- **WORK REQUIRED**: Reproduce the listing below character for character; drop every image.
----- EXERCISE INPUTS -----
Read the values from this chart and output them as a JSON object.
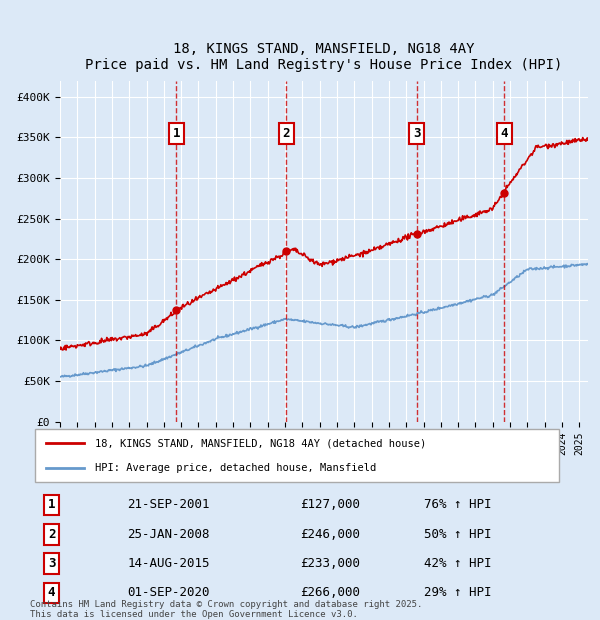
{
  "title": "18, KINGS STAND, MANSFIELD, NG18 4AY",
  "subtitle": "Price paid vs. HM Land Registry's House Price Index (HPI)",
  "background_color": "#dce9f7",
  "plot_bg_color": "#dce9f7",
  "red_line_color": "#cc0000",
  "blue_line_color": "#6699cc",
  "ylim": [
    0,
    420000
  ],
  "yticks": [
    0,
    50000,
    100000,
    150000,
    200000,
    250000,
    300000,
    350000,
    400000
  ],
  "ytick_labels": [
    "£0",
    "£50K",
    "£100K",
    "£150K",
    "£200K",
    "£250K",
    "£300K",
    "£350K",
    "£400K"
  ],
  "legend1_label": "18, KINGS STAND, MANSFIELD, NG18 4AY (detached house)",
  "legend2_label": "HPI: Average price, detached house, Mansfield",
  "transactions": [
    {
      "num": 1,
      "date": "21-SEP-2001",
      "price": 127000,
      "pct": "76%",
      "dir": "↑",
      "year": 2001.72
    },
    {
      "num": 2,
      "date": "25-JAN-2008",
      "price": 246000,
      "pct": "50%",
      "dir": "↑",
      "year": 2008.07
    },
    {
      "num": 3,
      "date": "14-AUG-2015",
      "price": 233000,
      "pct": "42%",
      "dir": "↑",
      "year": 2015.62
    },
    {
      "num": 4,
      "date": "01-SEP-2020",
      "price": 266000,
      "pct": "29%",
      "dir": "↑",
      "year": 2020.67
    }
  ],
  "footer": "Contains HM Land Registry data © Crown copyright and database right 2025.\nThis data is licensed under the Open Government Licence v3.0.",
  "xmin": 1995,
  "xmax": 2025.5
}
-----
- **SOLVED PROBLEM**:
Read the values from this chart and output them as a JSON object.
{
  "title": "18, KINGS STAND, MANSFIELD, NG18 4AY",
  "subtitle": "Price paid vs. HM Land Registry's House Price Index (HPI)",
  "background_color": "#dce9f7",
  "plot_bg_color": "#dce9f7",
  "red_line_color": "#cc0000",
  "blue_line_color": "#6699cc",
  "ylim": [
    0,
    420000
  ],
  "yticks": [
    0,
    50000,
    100000,
    150000,
    200000,
    250000,
    300000,
    350000,
    400000
  ],
  "ytick_labels": [
    "£0",
    "£50K",
    "£100K",
    "£150K",
    "£200K",
    "£250K",
    "£300K",
    "£350K",
    "£400K"
  ],
  "legend1_label": "18, KINGS STAND, MANSFIELD, NG18 4AY (detached house)",
  "legend2_label": "HPI: Average price, detached house, Mansfield",
  "transactions": [
    {
      "num": 1,
      "date": "21-SEP-2001",
      "price": 127000,
      "pct": "76%",
      "dir": "↑",
      "year": 2001.72
    },
    {
      "num": 2,
      "date": "25-JAN-2008",
      "price": 246000,
      "pct": "50%",
      "dir": "↑",
      "year": 2008.07
    },
    {
      "num": 3,
      "date": "14-AUG-2015",
      "price": 233000,
      "pct": "42%",
      "dir": "↑",
      "year": 2015.62
    },
    {
      "num": 4,
      "date": "01-SEP-2020",
      "price": 266000,
      "pct": "29%",
      "dir": "↑",
      "year": 2020.67
    }
  ],
  "footer": "Contains HM Land Registry data © Crown copyright and database right 2025.\nThis data is licensed under the Open Government Licence v3.0.",
  "xmin": 1995,
  "xmax": 2025.5
}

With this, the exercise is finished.